RECORDS FOR THE TASK
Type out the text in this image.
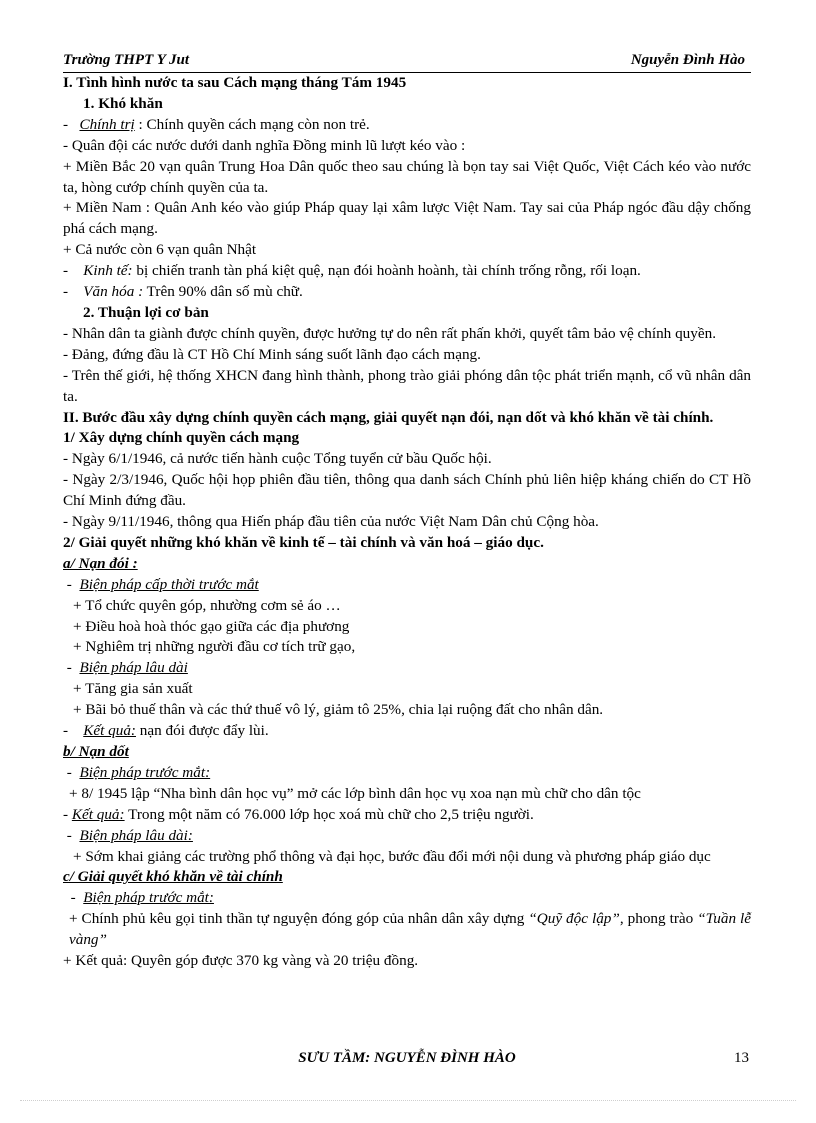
Trường THPT Y Jut	Nguyễn Đình Hào

I. Tình hình nước ta sau Cách mạng tháng Tám 1945

1. Khó khăn

-   Chính trị : Chính quyền cách mạng còn non trẻ.

- Quân đội các nước dưới danh nghĩa Đồng minh lũ lượt kéo vào :

+ Miền Bắc 20 vạn quân Trung Hoa Dân quốc theo sau chúng là bọn tay sai Việt Quốc, Việt Cách kéo vào nước ta, hòng cướp chính quyền của ta.

+ Miền Nam : Quân Anh kéo vào giúp Pháp quay lại xâm lược Việt Nam. Tay sai của Pháp ngóc đầu dậy chống phá cách mạng.

+ Cả nước còn 6 vạn quân Nhật

-    Kinh tế: bị chiến tranh tàn phá kiệt quệ, nạn đói hoành hoành, tài chính trống rỗng, rối loạn.

-    Văn hóa : Trên 90% dân số mù chữ.

2. Thuận lợi cơ bản

- Nhân dân ta giành được chính quyền, được hưởng tự do nên rất phấn khởi, quyết tâm bảo vệ chính quyền.

- Đảng, đứng đầu là CT Hồ Chí Minh sáng suốt lãnh đạo cách mạng.

- Trên thế giới, hệ thống XHCN đang hình thành, phong trào giải phóng dân tộc phát triển mạnh, cổ vũ nhân dân ta.

II. Bước đầu xây dựng chính quyền cách mạng, giải quyết nạn đói, nạn dốt và khó khăn về tài chính.

1/ Xây dựng chính quyền cách mạng

- Ngày 6/1/1946, cả nước tiến hành cuộc Tổng tuyển cử bầu Quốc hội.

- Ngày 2/3/1946, Quốc hội họp phiên đầu tiên, thông qua danh sách Chính phủ liên hiệp kháng chiến do CT Hồ Chí Minh đứng đầu.

- Ngày 9/11/1946, thông qua Hiến pháp đầu tiên của nước Việt Nam Dân chủ Cộng hòa.

2/ Giải quyết những khó khăn về kinh tế – tài chính và văn hoá – giáo dục.

a/ Nạn đói :

-  Biện pháp cấp thời trước mắt

+ Tổ chức quyên góp, nhường cơm sẻ áo …

+ Điều hoà hoà thóc gạo giữa các địa phương

+ Nghiêm trị những người đầu cơ tích trữ gạo,

-  Biện pháp lâu dài

+ Tăng gia sản xuất

+ Bãi bỏ thuế thân và các thứ thuế vô lý, giảm tô 25%, chia lại ruộng đất cho nhân dân.

-    Kết quả: nạn đói được đẩy lùi.

b/ Nạn dốt

-  Biện pháp trước mắt:

+ 8/ 1945 lập “Nha bình dân học vụ” mở các lớp bình dân học vụ xoa nạn mù chữ cho dân tộc

- Kết quả: Trong một năm có 76.000 lớp học xoá mù chữ cho 2,5 triệu người.

-  Biện pháp lâu dài:

+ Sớm khai giảng các trường phổ thông và đại học, bước đầu đổi mới nội dung và phương pháp giáo dục

c/ Giải quyết khó khăn về tài chính

-  Biện pháp trước mắt:

+ Chính phủ kêu gọi tinh thần tự nguyện đóng góp của nhân dân xây dựng “Quỹ độc lập”, phong trào “Tuần lễ vàng”

+ Kết quả: Quyên góp được 370 kg vàng và 20 triệu đồng.

SƯU TẦM: NGUYỄN ĐÌNH HÀO	13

JOB
Report how many lines of the records above contain the word "những", giving only the number.

ANSWER BELOW
2